§ TASK
Among the lines below, how many carry the string "this"? Reply with a number and nothing else.
+-------+
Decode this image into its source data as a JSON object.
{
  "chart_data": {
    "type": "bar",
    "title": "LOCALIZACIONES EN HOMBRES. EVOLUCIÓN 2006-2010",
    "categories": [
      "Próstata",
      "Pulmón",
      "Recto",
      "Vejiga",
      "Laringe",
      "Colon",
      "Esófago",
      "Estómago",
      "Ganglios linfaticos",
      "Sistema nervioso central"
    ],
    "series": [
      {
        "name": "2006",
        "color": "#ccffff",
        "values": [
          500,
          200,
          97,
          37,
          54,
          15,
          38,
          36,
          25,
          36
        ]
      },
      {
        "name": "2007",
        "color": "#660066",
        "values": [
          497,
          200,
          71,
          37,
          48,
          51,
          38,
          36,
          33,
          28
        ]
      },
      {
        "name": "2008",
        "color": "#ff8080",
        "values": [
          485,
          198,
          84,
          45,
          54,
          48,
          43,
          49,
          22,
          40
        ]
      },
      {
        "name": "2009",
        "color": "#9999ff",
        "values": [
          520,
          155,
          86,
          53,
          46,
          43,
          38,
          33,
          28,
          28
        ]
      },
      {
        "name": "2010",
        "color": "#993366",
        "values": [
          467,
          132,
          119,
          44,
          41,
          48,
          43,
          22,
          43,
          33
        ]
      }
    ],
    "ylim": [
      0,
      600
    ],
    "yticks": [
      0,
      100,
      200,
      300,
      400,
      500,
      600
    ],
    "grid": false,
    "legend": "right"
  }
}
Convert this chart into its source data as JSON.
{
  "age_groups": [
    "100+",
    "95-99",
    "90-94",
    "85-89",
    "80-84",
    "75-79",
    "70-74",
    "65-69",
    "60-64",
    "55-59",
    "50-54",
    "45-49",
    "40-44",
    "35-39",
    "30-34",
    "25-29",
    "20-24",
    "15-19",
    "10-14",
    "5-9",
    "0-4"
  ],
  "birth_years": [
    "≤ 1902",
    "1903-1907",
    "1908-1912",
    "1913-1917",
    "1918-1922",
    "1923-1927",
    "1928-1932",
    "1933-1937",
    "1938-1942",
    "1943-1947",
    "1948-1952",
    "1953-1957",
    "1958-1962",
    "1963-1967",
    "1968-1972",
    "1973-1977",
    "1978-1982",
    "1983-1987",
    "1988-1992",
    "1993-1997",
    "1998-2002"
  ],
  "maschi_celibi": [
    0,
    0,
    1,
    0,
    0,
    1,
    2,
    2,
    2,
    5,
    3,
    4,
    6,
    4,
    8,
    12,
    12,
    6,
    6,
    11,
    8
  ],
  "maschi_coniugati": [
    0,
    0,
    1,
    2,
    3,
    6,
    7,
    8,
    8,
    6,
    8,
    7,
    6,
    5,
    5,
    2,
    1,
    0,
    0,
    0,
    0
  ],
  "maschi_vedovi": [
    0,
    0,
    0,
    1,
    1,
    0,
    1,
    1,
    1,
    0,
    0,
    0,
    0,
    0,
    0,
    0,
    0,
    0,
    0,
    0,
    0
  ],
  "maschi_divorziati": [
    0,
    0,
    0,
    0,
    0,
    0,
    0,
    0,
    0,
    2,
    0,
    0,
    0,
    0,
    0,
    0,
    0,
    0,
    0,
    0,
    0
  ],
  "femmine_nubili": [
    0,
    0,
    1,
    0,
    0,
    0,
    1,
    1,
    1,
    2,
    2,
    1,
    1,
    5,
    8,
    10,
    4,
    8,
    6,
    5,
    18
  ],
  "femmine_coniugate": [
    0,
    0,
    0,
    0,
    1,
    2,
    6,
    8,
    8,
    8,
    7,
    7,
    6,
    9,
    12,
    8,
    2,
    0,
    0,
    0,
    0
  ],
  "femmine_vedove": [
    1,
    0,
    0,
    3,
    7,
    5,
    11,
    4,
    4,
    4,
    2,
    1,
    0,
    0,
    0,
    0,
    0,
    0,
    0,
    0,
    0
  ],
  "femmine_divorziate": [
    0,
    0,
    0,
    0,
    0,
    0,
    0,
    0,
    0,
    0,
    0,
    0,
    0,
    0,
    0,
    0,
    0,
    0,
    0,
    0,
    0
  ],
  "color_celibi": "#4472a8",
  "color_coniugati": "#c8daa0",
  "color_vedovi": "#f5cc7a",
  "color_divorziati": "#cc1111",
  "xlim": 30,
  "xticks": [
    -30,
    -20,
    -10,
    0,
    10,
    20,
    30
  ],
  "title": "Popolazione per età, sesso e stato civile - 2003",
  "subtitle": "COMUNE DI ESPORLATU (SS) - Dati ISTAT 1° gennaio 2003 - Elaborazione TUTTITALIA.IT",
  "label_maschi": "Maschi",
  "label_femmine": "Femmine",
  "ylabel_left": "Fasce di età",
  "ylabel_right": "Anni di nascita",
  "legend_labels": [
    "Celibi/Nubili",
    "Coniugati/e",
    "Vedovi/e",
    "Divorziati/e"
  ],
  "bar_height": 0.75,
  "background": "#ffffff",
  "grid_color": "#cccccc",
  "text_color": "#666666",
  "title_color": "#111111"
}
+-------+
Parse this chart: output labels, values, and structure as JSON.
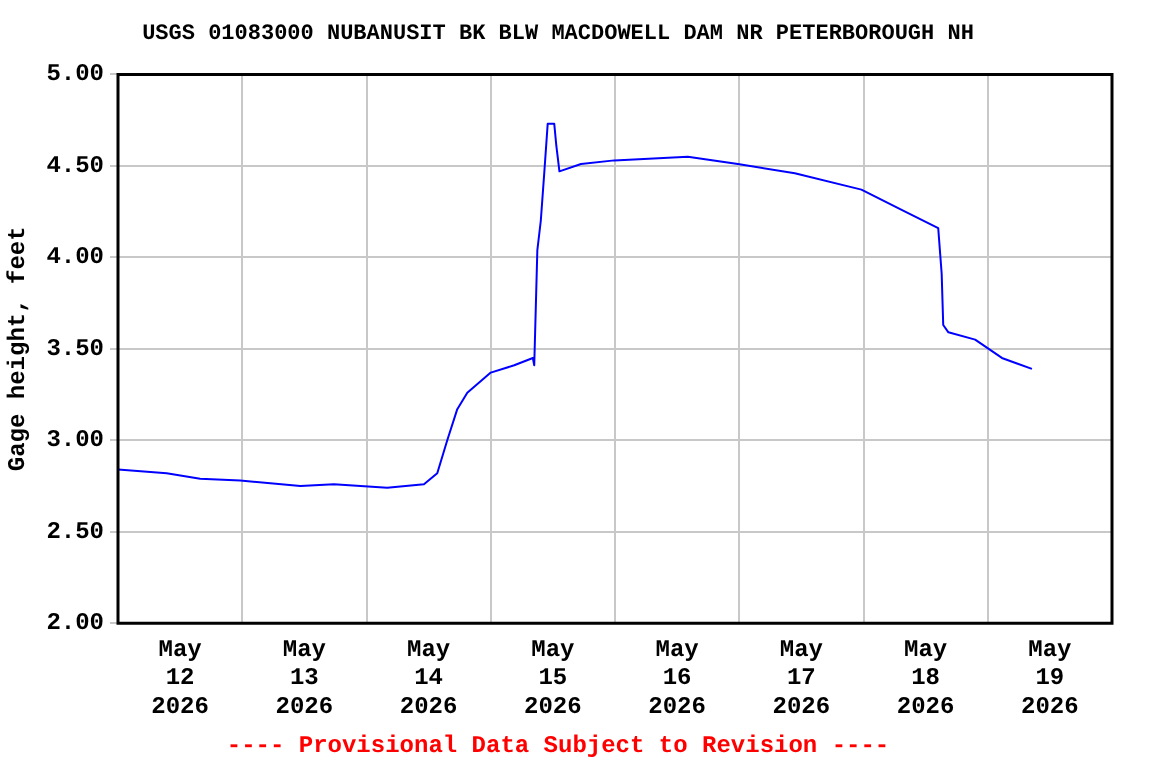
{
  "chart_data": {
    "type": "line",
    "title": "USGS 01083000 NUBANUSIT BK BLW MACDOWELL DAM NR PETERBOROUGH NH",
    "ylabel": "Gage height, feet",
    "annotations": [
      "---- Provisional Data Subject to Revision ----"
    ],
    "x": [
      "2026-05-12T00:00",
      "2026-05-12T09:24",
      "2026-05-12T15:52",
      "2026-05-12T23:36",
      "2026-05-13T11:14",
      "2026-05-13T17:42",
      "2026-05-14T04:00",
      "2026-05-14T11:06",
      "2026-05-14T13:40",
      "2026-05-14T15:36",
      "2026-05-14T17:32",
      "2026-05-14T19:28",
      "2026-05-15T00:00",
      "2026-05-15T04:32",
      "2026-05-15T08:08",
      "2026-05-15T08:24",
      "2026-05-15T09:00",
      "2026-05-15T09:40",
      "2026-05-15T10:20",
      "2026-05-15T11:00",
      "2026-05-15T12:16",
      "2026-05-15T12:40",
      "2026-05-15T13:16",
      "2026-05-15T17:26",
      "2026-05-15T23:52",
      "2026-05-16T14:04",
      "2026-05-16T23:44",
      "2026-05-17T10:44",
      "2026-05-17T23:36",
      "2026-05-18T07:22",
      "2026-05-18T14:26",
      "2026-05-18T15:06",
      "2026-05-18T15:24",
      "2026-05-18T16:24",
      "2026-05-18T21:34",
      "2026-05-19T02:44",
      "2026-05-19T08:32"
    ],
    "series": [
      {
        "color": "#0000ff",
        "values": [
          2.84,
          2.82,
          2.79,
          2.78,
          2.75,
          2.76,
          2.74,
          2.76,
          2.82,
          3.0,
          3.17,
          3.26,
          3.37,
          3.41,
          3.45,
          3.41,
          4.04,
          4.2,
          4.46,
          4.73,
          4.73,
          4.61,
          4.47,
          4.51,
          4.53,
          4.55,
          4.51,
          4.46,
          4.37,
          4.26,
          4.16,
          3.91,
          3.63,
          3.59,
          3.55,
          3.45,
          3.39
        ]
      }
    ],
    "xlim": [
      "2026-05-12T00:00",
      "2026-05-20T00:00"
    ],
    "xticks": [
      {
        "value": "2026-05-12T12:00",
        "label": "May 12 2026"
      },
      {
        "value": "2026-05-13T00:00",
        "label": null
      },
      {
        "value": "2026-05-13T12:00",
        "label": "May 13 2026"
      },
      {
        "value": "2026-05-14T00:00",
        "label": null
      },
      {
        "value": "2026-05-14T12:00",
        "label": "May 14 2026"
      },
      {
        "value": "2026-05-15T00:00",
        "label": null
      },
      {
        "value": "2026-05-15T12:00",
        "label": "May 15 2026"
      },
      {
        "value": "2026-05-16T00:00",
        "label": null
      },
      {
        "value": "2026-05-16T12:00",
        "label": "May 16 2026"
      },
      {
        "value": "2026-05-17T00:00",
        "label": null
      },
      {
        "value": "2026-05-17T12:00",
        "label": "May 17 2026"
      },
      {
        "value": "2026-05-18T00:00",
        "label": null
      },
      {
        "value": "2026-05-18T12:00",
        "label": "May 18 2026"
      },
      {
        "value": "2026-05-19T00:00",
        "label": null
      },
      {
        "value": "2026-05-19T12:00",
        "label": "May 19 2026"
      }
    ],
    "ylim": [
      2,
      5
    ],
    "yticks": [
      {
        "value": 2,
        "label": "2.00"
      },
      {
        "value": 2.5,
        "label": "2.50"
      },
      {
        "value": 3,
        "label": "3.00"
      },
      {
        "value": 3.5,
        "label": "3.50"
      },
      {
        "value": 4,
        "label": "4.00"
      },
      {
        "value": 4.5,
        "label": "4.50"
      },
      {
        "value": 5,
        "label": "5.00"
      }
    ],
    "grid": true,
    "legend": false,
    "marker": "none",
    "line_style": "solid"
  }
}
+-------+
§ OUTPUT
3